---------- LISTING ----------

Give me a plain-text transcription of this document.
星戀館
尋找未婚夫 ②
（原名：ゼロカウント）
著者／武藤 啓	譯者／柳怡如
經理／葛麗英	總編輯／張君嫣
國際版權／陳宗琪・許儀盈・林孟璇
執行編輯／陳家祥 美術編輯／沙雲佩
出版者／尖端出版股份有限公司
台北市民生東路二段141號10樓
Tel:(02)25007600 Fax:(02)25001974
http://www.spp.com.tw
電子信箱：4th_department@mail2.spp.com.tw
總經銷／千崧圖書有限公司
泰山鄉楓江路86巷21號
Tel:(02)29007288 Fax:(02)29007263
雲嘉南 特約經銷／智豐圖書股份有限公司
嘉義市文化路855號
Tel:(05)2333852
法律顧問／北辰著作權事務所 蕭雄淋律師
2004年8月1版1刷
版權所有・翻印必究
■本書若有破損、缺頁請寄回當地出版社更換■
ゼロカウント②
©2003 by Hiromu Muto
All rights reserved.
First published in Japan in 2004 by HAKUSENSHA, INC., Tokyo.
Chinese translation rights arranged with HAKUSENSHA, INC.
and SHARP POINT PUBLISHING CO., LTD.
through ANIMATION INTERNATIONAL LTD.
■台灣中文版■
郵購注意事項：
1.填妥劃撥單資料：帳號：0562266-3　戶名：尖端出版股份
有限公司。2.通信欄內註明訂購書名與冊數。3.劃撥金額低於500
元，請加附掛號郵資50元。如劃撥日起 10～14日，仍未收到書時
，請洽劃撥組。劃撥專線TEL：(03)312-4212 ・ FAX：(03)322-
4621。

----------

**TASK BRIEF:**
Copy every line of the records word for word.

**SOLUTION FOR THIS TASK:**
Give me a plain-text transcription of this document.
星戀館
尋找未婚夫 ②
（原名：ゼロカウント）
著者／武藤 啓	譯者／柳怡如
經理／葛麗英	總編輯／張君嫣
國際版權／陳宗琪・許儀盈・林孟璇
執行編輯／陳家祥 美術編輯／沙雲佩
出版者／尖端出版股份有限公司
台北市民生東路二段141號10樓
Tel:(02)25007600 Fax:(02)25001974
http://www.spp.com.tw
電子信箱：4th_department@mail2.spp.com.tw
總經銷／千崧圖書有限公司
泰山鄉楓江路86巷21號
Tel:(02)29007288 Fax:(02)29007263
雲嘉南 特約經銷／智豐圖書股份有限公司
嘉義市文化路855號
Tel:(05)2333852
法律顧問／北辰著作權事務所 蕭雄淋律師
2004年8月1版1刷
版權所有・翻印必究
■本書若有破損、缺頁請寄回當地出版社更換■
ゼロカウント②
©2003 by Hiromu Muto
All rights reserved.
First published in Japan in 2004 by HAKUSENSHA, INC., Tokyo.
Chinese translation rights arranged with HAKUSENSHA, INC.
and SHARP POINT PUBLISHING CO., LTD.
through ANIMATION INTERNATIONAL LTD.
■台灣中文版■
郵購注意事項：
1.填妥劃撥單資料：帳號：0562266-3　戶名：尖端出版股份
有限公司。2.通信欄內註明訂購書名與冊數。3.劃撥金額低於500
元，請加附掛號郵資50元。如劃撥日起 10～14日，仍未收到書時
，請洽劃撥組。劃撥專線TEL：(03)312-4212 ・ FAX：(03)322-
4621。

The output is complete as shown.